INSTRUCTIONS TO FOLLOW: Nothing but the lines from the one containing "Type out the text in this image." through the last line of the records below should be copied, exactly and without pictures.

● ● ● ●

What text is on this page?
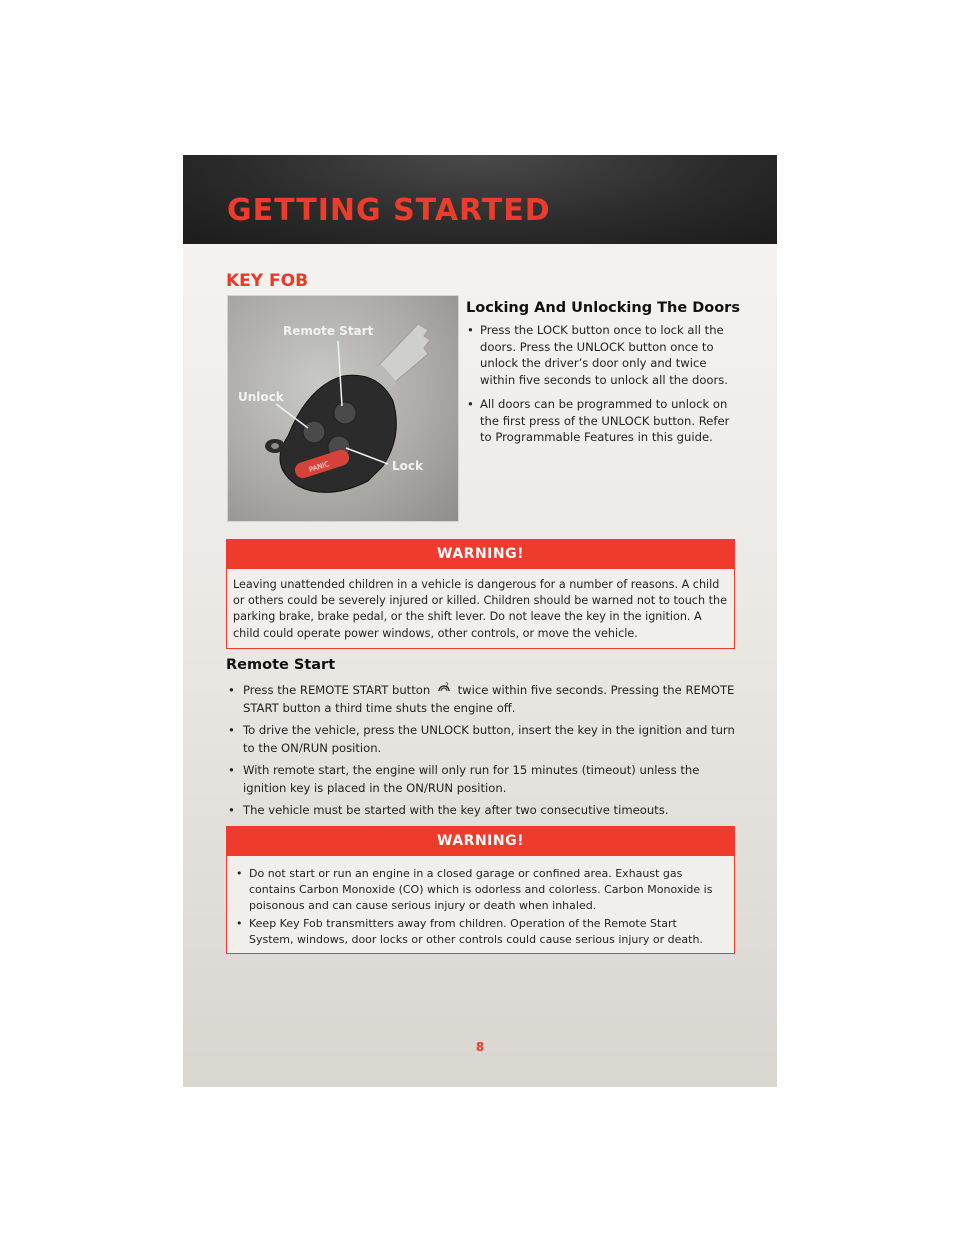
GETTING STARTED
KEY FOB
PANIC
Remote Start
Unlock
Lock
Locking And Unlocking The Doors
• Press the LOCK button once to lock all the doors. Press the UNLOCK button once to unlock the driver’s door only and twice within five seconds to unlock all the doors.
• All doors can be programmed to unlock on the first press of the UNLOCK button. Refer to Programmable Features in this guide.
WARNING!
Leaving unattended children in a vehicle is dangerous for a number of reasons. A child or others could be severely injured or killed. Children should be warned not to touch the parking brake, brake pedal, or the shift lever. Do not leave the key in the ignition. A child could operate power windows, other controls, or move the vehicle.
Remote Start
• Press the REMOTE START button 2 twice within five seconds. Pressing the REMOTE START button a third time shuts the engine off.
• To drive the vehicle, press the UNLOCK button, insert the key in the ignition and turn to the ON/RUN position.
• With remote start, the engine will only run for 15 minutes (timeout) unless the ignition key is placed in the ON/RUN position.
• The vehicle must be started with the key after two consecutive timeouts.
WARNING!
• Do not start or run an engine in a closed garage or confined area. Exhaust gas contains Carbon Monoxide (CO) which is odorless and colorless. Carbon Monoxide is poisonous and can cause serious injury or death when inhaled.
• Keep Key Fob transmitters away from children. Operation of the Remote Start System, windows, door locks or other controls could cause serious injury or death.
8
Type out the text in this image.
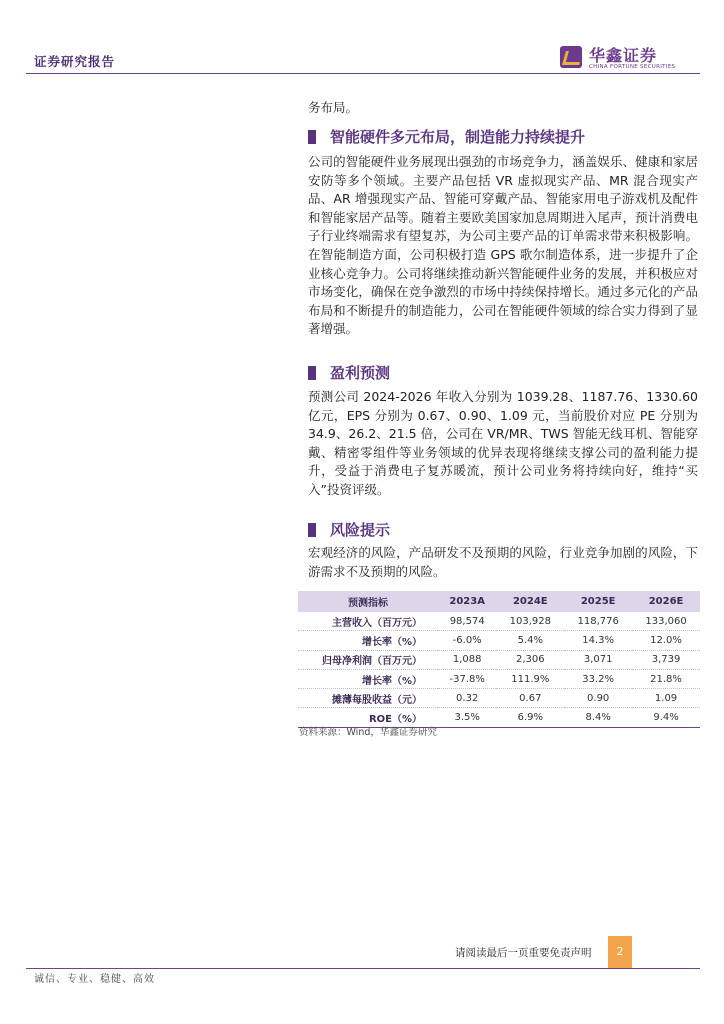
证券研究报告	华鑫证券
CHINA FORTUNE SECURITIES
务布局。
智能硬件多元布局，制造能力持续提升
公司的智能硬件业务展现出强劲的市场竞争力，涵盖娱乐、健康和家居安防等多个领域。主要产品包括 VR 虚拟现实产品、MR 混合现实产品、AR 增强现实产品、智能可穿戴产品、智能家用电子游戏机及配件和智能家居产品等。随着主要欧美国家加息周期进入尾声，预计消费电子行业终端需求有望复苏，为公司主要产品的订单需求带来积极影响。在智能制造方面，公司积极打造 GPS 歌尔制造体系，进一步提升了企业核心竞争力。公司将继续推动新兴智能硬件业务的发展，并积极应对市场变化，确保在竞争激烈的市场中持续保持增长。通过多元化的产品布局和不断提升的制造能力，公司在智能硬件领域的综合实力得到了显著增强。
盈利预测
预测公司 2024-2026 年收入分别为 1039.28、1187.76、1330.60 亿元，EPS 分别为 0.67、0.90、1.09 元，当前股价对应 PE 分别为 34.9、26.2、21.5 倍，公司在 VR/MR、TWS 智能无线耳机、智能穿戴、精密零组件等业务领域的优异表现将继续支撑公司的盈利能力提升，受益于消费电子复苏暖流，预计公司业务将持续向好，维持“买入”投资评级。
风险提示
宏观经济的风险，产品研发不及预期的风险，行业竞争加剧的风险，下游需求不及预期的风险。
预测指标	2023A	2024E	2025E	2026E
主营收入（百万元）	98,574	103,928	118,776	133,060
增长率（%）	-6.0%	5.4%	14.3%	12.0%
归母净利润（百万元）	1,088	2,306	3,071	3,739
增长率（%）	-37.8%	111.9%	33.2%	21.8%
摊薄每股收益（元）	0.32	0.67	0.90	1.09
ROE（%）	3.5%	6.9%	8.4%	9.4%
资料来源：Wind，华鑫证券研究
请阅读最后一页重要免责声明	2
诚信、专业、稳健、高效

● ● ● ●

WRITTEN RESPONSE:
Type out the text in this image.
证券研究报告	华鑫证券
CHINA FORTUNE SECURITIES
务布局。
智能硬件多元布局，制造能力持续提升
公司的智能硬件业务展现出强劲的市场竞争力，涵盖娱乐、健康和家居安防等多个领域。主要产品包括 VR 虚拟现实产品、MR 混合现实产品、AR 增强现实产品、智能可穿戴产品、智能家用电子游戏机及配件和智能家居产品等。随着主要欧美国家加息周期进入尾声，预计消费电子行业终端需求有望复苏，为公司主要产品的订单需求带来积极影响。在智能制造方面，公司积极打造 GPS 歌尔制造体系，进一步提升了企业核心竞争力。公司将继续推动新兴智能硬件业务的发展，并积极应对市场变化，确保在竞争激烈的市场中持续保持增长。通过多元化的产品布局和不断提升的制造能力，公司在智能硬件领域的综合实力得到了显著增强。
盈利预测
预测公司 2024-2026 年收入分别为 1039.28、1187.76、1330.60 亿元，EPS 分别为 0.67、0.90、1.09 元，当前股价对应 PE 分别为 34.9、26.2、21.5 倍，公司在 VR/MR、TWS 智能无线耳机、智能穿戴、精密零组件等业务领域的优异表现将继续支撑公司的盈利能力提升，受益于消费电子复苏暖流，预计公司业务将持续向好，维持“买入”投资评级。
风险提示
宏观经济的风险，产品研发不及预期的风险，行业竞争加剧的风险，下游需求不及预期的风险。
预测指标	2023A	2024E	2025E	2026E
主营收入（百万元）	98,574	103,928	118,776	133,060
增长率（%）	-6.0%	5.4%	14.3%	12.0%
归母净利润（百万元）	1,088	2,306	3,071	3,739
增长率（%）	-37.8%	111.9%	33.2%	21.8%
摊薄每股收益（元）	0.32	0.67	0.90	1.09
ROE（%）	3.5%	6.9%	8.4%	9.4%
资料来源：Wind，华鑫证券研究
请阅读最后一页重要免责声明	2
诚信、专业、稳健、高效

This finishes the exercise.